Type every record exactly as it appears.

**Records to use**
+---+

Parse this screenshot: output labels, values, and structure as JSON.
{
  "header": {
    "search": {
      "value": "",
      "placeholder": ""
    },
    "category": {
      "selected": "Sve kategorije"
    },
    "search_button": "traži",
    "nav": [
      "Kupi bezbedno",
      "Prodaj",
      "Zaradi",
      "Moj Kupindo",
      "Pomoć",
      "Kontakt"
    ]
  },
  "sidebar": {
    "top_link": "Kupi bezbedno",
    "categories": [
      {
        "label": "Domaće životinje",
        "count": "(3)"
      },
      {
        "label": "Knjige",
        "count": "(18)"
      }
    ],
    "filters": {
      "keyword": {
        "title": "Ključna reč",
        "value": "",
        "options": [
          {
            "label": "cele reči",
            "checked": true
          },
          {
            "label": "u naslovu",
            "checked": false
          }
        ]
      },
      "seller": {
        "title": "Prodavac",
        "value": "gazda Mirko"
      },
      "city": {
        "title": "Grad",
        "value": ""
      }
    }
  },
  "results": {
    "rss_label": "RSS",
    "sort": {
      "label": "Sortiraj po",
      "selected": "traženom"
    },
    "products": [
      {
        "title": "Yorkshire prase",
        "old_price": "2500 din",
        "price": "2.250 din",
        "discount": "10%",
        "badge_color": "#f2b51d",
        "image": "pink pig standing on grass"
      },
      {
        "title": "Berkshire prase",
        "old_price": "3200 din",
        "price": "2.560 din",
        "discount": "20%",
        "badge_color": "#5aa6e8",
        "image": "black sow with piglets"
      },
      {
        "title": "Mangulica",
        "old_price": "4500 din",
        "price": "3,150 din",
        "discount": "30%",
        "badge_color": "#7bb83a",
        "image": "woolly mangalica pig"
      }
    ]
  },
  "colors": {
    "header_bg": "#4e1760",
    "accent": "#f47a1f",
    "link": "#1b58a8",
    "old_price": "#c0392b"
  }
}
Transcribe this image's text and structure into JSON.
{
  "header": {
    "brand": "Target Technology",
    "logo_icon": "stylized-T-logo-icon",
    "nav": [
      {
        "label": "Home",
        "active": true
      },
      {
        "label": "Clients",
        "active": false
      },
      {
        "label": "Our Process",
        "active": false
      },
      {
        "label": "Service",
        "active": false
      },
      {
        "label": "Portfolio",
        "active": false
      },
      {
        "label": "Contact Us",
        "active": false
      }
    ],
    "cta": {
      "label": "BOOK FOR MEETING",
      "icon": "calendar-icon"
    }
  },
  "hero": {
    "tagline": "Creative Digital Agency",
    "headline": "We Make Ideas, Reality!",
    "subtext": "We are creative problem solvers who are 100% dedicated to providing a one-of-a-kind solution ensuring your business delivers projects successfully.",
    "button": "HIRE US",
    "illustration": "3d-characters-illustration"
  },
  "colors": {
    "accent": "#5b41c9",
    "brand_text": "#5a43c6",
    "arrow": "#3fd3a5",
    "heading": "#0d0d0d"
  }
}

+---+

**The completed task**
Parse this screenshot: output labels, values, and structure as JSON.
{
  "header": {
    "search": {
      "value": "",
      "placeholder": ""
    },
    "category": {
      "selected": "Sve kategorije"
    },
    "search_button": "traži",
    "nav": [
      "Kupi bezbedno",
      "Prodaj",
      "Zaradi",
      "Moj Kupindo",
      "Pomoć",
      "Kontakt"
    ]
  },
  "sidebar": {
    "top_link": "Kupi bezbedno",
    "categories": [
      {
        "label": "Domaće životinje",
        "count": "(3)"
      },
      {
        "label": "Knjige",
        "count": "(18)"
      }
    ],
    "filters": {
      "keyword": {
        "title": "Ključna reč",
        "value": "",
        "options": [
          {
            "label": "cele reči",
            "checked": true
          },
          {
            "label": "u naslovu",
            "checked": false
          }
        ]
      },
      "seller": {
        "title": "Prodavac",
        "value": "gazda Mirko"
      },
      "city": {
        "title": "Grad",
        "value": ""
      }
    }
  },
  "results": {
    "rss_label": "RSS",
    "sort": {
      "label": "Sortiraj po",
      "selected": "traženom"
    },
    "products": [
      {
        "title": "Yorkshire prase",
        "old_price": "2500 din",
        "price": "2.250 din",
        "discount": "10%",
        "badge_color": "#f2b51d",
        "image": "pink pig standing on grass"
      },
      {
        "title": "Berkshire prase",
        "old_price": "3200 din",
        "price": "2.560 din",
        "discount": "20%",
        "badge_color": "#5aa6e8",
        "image": "black sow with piglets"
      },
      {
        "title": "Mangulica",
        "old_price": "4500 din",
        "price": "3,150 din",
        "discount": "30%",
        "badge_color": "#7bb83a",
        "image": "woolly mangalica pig"
      }
    ]
  },
  "colors": {
    "header_bg": "#4e1760",
    "accent": "#f47a1f",
    "link": "#1b58a8",
    "old_price": "#c0392b"
  }
}
Transcribe this image's text and structure into JSON.
{
  "header": {
    "brand": "Target Technology",
    "logo_icon": "stylized-T-logo-icon",
    "nav": [
      {
        "label": "Home",
        "active": true
      },
      {
        "label": "Clients",
        "active": false
      },
      {
        "label": "Our Process",
        "active": false
      },
      {
        "label": "Service",
        "active": false
      },
      {
        "label": "Portfolio",
        "active": false
      },
      {
        "label": "Contact Us",
        "active": false
      }
    ],
    "cta": {
      "label": "BOOK FOR MEETING",
      "icon": "calendar-icon"
    }
  },
  "hero": {
    "tagline": "Creative Digital Agency",
    "headline": "We Make Ideas, Reality!",
    "subtext": "We are creative problem solvers who are 100% dedicated to providing a one-of-a-kind solution ensuring your business delivers projects successfully.",
    "button": "HIRE US",
    "illustration": "3d-characters-illustration"
  },
  "colors": {
    "accent": "#5b41c9",
    "brand_text": "#5a43c6",
    "arrow": "#3fd3a5",
    "heading": "#0d0d0d"
  }
}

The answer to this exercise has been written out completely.